What the task asks
Your task is to return the span of lines beginning at the one with "Give me the" and ending at the last line of the data, exactly as it stands.

## Start Data for this task

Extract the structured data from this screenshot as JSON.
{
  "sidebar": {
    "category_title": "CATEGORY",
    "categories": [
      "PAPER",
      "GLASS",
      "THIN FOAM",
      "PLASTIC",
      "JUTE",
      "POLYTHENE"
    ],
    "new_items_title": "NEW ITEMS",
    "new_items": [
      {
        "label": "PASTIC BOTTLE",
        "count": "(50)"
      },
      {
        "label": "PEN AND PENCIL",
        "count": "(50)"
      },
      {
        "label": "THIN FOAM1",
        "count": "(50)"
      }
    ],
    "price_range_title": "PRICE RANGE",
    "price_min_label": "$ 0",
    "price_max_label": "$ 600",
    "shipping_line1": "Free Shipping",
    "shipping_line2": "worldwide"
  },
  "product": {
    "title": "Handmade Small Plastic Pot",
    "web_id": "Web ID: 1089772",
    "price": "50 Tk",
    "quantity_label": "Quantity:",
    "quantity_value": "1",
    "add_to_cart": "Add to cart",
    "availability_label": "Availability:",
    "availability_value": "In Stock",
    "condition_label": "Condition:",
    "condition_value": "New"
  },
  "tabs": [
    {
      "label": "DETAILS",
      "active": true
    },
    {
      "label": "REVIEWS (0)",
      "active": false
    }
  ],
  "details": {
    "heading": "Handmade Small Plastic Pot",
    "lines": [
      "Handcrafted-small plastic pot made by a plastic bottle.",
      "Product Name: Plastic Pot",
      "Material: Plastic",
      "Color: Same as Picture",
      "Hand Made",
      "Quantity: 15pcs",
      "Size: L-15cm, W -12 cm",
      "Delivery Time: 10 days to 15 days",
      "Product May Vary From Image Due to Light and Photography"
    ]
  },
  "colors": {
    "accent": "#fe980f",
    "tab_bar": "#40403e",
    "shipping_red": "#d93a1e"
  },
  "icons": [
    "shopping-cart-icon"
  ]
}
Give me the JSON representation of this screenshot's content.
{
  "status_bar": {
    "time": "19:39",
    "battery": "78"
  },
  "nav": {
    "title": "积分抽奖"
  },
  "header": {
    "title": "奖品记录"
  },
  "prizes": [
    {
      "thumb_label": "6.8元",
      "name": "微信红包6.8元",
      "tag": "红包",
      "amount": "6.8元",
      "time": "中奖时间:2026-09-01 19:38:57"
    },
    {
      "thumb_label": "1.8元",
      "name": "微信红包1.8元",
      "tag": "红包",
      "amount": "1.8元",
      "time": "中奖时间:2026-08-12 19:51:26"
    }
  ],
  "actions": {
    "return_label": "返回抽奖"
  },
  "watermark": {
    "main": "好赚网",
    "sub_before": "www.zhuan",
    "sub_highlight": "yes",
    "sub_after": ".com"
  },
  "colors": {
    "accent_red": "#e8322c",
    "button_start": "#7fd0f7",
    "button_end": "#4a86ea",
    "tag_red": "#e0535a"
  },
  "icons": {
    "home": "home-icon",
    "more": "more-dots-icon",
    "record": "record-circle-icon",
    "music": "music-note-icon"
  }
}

## End Data for this task

Written response
Give me the JSON representation of this screenshot's content.
{
  "status_bar": {
    "time": "19:39",
    "battery": "78"
  },
  "nav": {
    "title": "积分抽奖"
  },
  "header": {
    "title": "奖品记录"
  },
  "prizes": [
    {
      "thumb_label": "6.8元",
      "name": "微信红包6.8元",
      "tag": "红包",
      "amount": "6.8元",
      "time": "中奖时间:2026-09-01 19:38:57"
    },
    {
      "thumb_label": "1.8元",
      "name": "微信红包1.8元",
      "tag": "红包",
      "amount": "1.8元",
      "time": "中奖时间:2026-08-12 19:51:26"
    }
  ],
  "actions": {
    "return_label": "返回抽奖"
  },
  "watermark": {
    "main": "好赚网",
    "sub_before": "www.zhuan",
    "sub_highlight": "yes",
    "sub_after": ".com"
  },
  "colors": {
    "accent_red": "#e8322c",
    "button_start": "#7fd0f7",
    "button_end": "#4a86ea",
    "tag_red": "#e0535a"
  },
  "icons": {
    "home": "home-icon",
    "more": "more-dots-icon",
    "record": "record-circle-icon",
    "music": "music-note-icon"
  }
}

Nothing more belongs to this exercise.